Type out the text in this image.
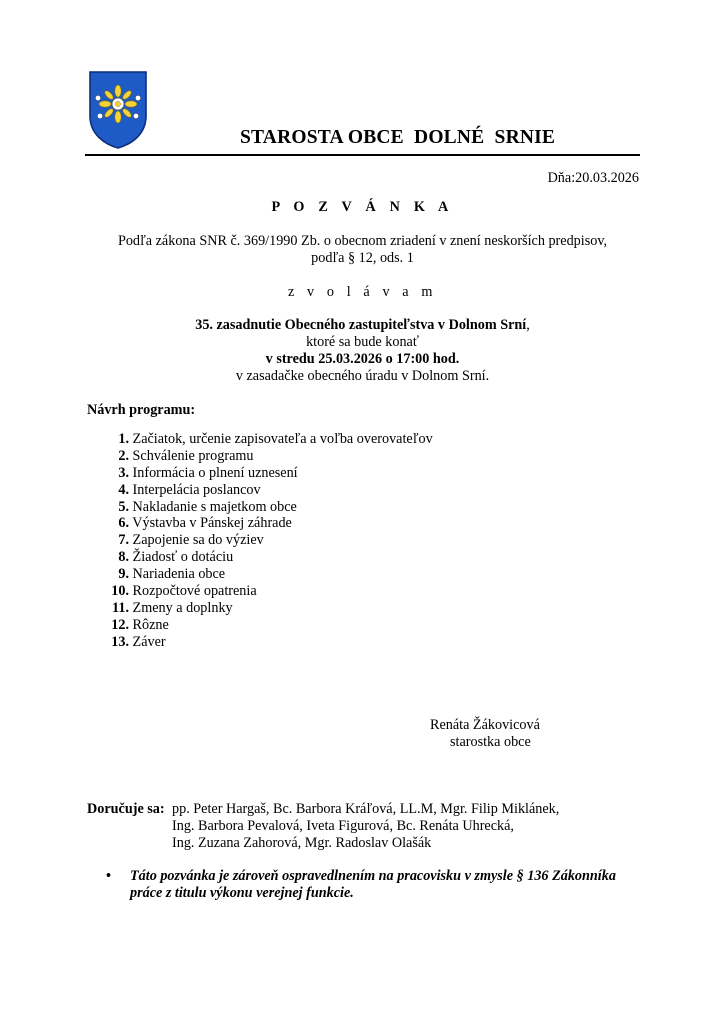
STAROSTA OBCE  DOLNÉ  SRNIE
Dňa:20.03.2026
P O Z V Á N K A
Podľa zákona SNR č. 369/1990 Zb. o obecnom zriadení v znení neskorších predpisov,
podľa § 12, ods. 1
z v o l á v a m
35. zasadnutie Obecného zastupiteľstva v Dolnom Srní,
ktoré sa bude konať
v stredu 25.03.2026 o 17:00 hod.
v zasadačke obecného úradu v Dolnom Srní.
Návrh programu:
1. Začiatok, určenie zapisovateľa a voľba overovateľov
2. Schválenie programu
3. Informácia o plnení uznesení
4. Interpelácia poslancov
5. Nakladanie s majetkom obce
6. Výstavba v Pánskej záhrade
7. Zapojenie sa do výziev
8. Žiadosť o dotáciu
9. Nariadenia obce
10. Rozpočtové opatrenia
11. Zmeny a doplnky
12. Rôzne
13. Záver
Renáta Žákovicová
starostka obce
Doručuje sa: pp. Peter Hargaš, Bc. Barbora Kráľová, LL.M, Mgr. Filip Miklánek,
Ing. Barbora Pevalová, Iveta Figurová, Bc. Renáta Uhrecká,
Ing. Zuzana Zahorová, Mgr. Radoslav Olašák
• Táto pozvánka je zároveň ospravedlnením na pracovisku v zmysle § 136 Zákonníka
práce z titulu výkonu verejnej funkcie.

> [What is asked]
In the records above, find each line with the word "Renáta" and copy it.

> [Output for this exercise]
Renáta Žákovicová
Ing. Barbora Pevalová, Iveta Figurová, Bc. Renáta Uhrecká,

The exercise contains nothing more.